## Start PROVIDED DATA

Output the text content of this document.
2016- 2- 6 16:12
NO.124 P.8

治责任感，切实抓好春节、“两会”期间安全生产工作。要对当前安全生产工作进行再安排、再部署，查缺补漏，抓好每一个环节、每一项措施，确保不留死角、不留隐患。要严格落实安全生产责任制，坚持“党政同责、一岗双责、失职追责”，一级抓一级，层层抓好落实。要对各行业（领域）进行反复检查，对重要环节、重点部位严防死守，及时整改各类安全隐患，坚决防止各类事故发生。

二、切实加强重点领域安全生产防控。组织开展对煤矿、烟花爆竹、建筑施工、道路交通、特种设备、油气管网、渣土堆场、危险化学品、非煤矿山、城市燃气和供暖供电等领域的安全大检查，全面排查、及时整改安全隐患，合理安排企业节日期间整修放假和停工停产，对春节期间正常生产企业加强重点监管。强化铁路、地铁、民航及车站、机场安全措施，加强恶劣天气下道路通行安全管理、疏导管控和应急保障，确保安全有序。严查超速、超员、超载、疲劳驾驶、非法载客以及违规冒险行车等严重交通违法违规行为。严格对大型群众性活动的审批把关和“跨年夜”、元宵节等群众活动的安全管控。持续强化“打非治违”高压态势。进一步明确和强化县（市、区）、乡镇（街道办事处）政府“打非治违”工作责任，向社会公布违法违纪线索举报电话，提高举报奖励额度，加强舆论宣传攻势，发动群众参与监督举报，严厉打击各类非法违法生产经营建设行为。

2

## End PROVIDED DATA

CHALLENGE. Please repeat all the records above exactly as they appear.

THE OUTPUT.
Output the text content of this document.
2016- 2- 6 16:12
NO.124 P.8

治责任感，切实抓好春节、“两会”期间安全生产工作。要对当前安全生产工作进行再安排、再部署，查缺补漏，抓好每一个环节、每一项措施，确保不留死角、不留隐患。要严格落实安全生产责任制，坚持“党政同责、一岗双责、失职追责”，一级抓一级，层层抓好落实。要对各行业（领域）进行反复检查，对重要环节、重点部位严防死守，及时整改各类安全隐患，坚决防止各类事故发生。

二、切实加强重点领域安全生产防控。组织开展对煤矿、烟花爆竹、建筑施工、道路交通、特种设备、油气管网、渣土堆场、危险化学品、非煤矿山、城市燃气和供暖供电等领域的安全大检查，全面排查、及时整改安全隐患，合理安排企业节日期间整修放假和停工停产，对春节期间正常生产企业加强重点监管。强化铁路、地铁、民航及车站、机场安全措施，加强恶劣天气下道路通行安全管理、疏导管控和应急保障，确保安全有序。严查超速、超员、超载、疲劳驾驶、非法载客以及违规冒险行车等严重交通违法违规行为。严格对大型群众性活动的审批把关和“跨年夜”、元宵节等群众活动的安全管控。持续强化“打非治违”高压态势。进一步明确和强化县（市、区）、乡镇（街道办事处）政府“打非治违”工作责任，向社会公布违法违纪线索举报电话，提高举报奖励额度，加强舆论宣传攻势，发动群众参与监督举报，严厉打击各类非法违法生产经营建设行为。

2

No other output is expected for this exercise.